▶ The request
Pull out every line with the word "What" from the entries below.

▶ Data lines
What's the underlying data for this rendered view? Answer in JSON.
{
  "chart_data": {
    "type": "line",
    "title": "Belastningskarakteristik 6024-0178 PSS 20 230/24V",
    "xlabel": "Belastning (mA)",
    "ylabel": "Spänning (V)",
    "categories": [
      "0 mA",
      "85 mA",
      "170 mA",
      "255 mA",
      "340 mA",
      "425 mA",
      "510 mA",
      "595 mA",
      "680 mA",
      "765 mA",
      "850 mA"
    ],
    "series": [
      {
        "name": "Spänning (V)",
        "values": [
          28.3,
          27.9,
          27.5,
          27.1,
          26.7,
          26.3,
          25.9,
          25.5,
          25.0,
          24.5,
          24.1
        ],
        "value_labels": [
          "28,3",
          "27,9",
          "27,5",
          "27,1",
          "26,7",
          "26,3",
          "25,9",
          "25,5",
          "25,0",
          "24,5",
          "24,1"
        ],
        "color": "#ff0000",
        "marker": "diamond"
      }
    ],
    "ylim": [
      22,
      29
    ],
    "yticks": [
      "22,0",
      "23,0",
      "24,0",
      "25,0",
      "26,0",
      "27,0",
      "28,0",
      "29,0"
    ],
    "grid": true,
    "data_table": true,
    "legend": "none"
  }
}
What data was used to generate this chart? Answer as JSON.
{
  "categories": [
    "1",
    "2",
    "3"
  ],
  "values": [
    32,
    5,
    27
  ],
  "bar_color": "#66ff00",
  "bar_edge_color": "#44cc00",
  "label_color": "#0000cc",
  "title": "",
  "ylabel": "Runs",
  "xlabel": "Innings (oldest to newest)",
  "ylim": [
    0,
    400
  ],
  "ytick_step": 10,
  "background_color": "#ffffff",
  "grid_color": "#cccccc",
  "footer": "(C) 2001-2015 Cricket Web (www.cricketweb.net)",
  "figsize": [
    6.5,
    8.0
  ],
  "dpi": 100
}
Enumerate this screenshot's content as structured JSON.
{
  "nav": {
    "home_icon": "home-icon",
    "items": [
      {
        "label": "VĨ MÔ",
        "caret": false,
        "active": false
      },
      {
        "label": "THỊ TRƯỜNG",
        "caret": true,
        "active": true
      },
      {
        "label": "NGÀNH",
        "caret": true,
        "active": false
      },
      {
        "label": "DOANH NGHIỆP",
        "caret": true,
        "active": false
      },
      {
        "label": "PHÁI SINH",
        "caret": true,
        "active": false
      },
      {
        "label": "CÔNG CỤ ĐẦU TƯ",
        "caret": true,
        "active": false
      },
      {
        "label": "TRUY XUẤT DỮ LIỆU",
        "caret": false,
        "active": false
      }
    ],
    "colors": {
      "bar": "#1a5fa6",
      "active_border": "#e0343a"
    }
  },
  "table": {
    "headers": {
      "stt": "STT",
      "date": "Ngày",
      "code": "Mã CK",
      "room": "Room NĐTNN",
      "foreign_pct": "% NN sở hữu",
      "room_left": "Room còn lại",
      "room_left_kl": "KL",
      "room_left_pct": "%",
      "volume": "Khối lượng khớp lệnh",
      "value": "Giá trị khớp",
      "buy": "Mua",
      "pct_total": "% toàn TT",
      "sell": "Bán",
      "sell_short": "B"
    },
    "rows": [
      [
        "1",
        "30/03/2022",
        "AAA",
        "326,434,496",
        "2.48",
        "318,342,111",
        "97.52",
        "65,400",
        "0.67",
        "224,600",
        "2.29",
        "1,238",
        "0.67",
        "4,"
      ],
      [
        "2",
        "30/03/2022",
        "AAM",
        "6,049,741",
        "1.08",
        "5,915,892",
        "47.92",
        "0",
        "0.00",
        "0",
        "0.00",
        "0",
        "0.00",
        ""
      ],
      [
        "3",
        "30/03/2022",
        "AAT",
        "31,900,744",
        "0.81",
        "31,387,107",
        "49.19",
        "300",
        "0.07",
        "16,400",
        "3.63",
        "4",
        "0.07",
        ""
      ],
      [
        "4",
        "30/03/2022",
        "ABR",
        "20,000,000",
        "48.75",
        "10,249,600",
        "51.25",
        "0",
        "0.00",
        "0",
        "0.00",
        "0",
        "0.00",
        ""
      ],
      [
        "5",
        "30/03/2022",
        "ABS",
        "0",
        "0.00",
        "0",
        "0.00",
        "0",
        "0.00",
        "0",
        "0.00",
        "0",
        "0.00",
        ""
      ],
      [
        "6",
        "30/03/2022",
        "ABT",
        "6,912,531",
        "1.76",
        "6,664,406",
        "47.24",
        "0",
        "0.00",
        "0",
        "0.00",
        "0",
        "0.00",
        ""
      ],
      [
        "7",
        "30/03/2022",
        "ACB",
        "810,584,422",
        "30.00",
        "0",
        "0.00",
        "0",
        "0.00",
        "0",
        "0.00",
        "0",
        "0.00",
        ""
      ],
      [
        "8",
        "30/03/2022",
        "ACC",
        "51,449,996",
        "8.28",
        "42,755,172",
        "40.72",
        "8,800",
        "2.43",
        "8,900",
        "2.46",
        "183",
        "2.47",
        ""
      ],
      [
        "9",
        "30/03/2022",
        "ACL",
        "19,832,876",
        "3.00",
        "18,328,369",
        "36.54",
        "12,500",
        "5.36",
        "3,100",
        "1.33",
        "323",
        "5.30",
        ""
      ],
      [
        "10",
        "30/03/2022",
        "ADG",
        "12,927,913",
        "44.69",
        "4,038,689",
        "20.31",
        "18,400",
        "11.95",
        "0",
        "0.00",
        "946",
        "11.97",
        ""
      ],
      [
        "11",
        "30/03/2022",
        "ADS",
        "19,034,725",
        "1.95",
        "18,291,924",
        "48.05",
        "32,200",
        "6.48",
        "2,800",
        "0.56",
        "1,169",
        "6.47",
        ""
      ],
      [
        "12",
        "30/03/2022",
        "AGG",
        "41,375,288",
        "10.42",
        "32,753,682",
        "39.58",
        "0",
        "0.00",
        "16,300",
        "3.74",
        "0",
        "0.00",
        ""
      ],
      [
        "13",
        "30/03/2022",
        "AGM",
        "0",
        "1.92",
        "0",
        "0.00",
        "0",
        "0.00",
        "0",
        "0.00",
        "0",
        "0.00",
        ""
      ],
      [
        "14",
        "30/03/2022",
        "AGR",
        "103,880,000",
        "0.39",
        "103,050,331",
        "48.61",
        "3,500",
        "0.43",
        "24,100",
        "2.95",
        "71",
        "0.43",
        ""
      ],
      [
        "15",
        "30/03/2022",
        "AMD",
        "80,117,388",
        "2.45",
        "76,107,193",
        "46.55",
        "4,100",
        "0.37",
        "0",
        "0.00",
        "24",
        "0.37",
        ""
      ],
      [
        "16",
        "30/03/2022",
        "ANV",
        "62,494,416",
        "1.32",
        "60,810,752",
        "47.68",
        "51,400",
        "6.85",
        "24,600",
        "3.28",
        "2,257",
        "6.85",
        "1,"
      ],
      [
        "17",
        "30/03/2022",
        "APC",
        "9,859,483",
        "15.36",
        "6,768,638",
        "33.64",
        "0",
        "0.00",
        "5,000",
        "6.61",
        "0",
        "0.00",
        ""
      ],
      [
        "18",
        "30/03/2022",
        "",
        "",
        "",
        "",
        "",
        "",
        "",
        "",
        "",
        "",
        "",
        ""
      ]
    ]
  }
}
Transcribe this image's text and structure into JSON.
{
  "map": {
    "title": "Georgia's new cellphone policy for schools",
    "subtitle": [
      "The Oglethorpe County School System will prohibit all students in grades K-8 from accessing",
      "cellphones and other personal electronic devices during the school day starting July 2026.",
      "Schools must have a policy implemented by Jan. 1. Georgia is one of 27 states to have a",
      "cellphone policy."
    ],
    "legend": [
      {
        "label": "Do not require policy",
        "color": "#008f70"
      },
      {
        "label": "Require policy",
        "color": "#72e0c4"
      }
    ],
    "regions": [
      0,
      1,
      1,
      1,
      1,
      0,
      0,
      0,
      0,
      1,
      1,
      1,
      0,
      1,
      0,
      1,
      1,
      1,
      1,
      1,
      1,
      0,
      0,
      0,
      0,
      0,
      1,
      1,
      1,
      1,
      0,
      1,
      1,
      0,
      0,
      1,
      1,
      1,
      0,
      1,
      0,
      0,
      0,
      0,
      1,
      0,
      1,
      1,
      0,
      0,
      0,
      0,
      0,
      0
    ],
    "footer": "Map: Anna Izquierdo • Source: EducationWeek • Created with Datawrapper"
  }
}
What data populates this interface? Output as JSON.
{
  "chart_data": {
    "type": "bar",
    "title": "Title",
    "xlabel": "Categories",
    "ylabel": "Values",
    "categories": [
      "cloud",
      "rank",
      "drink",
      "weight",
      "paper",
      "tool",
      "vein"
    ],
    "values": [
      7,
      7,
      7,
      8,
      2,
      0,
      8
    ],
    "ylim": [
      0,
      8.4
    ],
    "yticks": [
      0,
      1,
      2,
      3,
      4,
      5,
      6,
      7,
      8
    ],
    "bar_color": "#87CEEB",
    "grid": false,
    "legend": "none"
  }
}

▶ Answer in full
What's the underlying data for this rendered view? Answer in JSON.
What data was used to generate this chart? Answer as JSON.
What data populates this interface? Output as JSON.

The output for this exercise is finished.